**BRIEF**. Copy out the lines that include the word "verified".

[Extracted data entries]
....
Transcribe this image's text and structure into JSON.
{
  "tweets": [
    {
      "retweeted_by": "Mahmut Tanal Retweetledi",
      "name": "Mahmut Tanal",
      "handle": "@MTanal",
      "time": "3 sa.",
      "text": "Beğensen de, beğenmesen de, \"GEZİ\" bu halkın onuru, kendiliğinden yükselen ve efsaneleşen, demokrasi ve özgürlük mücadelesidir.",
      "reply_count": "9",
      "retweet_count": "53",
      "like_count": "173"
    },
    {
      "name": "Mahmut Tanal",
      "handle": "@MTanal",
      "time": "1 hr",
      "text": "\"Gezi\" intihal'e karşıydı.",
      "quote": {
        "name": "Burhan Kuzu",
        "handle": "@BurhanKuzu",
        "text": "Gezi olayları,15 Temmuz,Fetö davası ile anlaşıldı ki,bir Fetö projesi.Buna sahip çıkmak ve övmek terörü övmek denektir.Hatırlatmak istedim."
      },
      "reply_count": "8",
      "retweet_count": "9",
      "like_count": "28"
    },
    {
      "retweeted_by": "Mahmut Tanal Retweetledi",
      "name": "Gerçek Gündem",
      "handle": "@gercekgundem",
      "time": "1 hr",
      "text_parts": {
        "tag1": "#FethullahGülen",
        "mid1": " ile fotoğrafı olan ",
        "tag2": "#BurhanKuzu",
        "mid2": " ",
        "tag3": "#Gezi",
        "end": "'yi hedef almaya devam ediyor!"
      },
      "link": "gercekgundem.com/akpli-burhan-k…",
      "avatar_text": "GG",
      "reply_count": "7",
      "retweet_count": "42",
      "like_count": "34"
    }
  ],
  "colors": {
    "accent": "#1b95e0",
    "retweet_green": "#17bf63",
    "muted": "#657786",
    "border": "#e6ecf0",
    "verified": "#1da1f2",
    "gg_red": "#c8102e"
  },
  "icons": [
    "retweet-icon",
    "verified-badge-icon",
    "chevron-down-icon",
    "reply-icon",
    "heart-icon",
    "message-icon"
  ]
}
....
**COMPLETE RESPONSE**.
    "verified": "#1da1f2",
    "verified-badge-icon",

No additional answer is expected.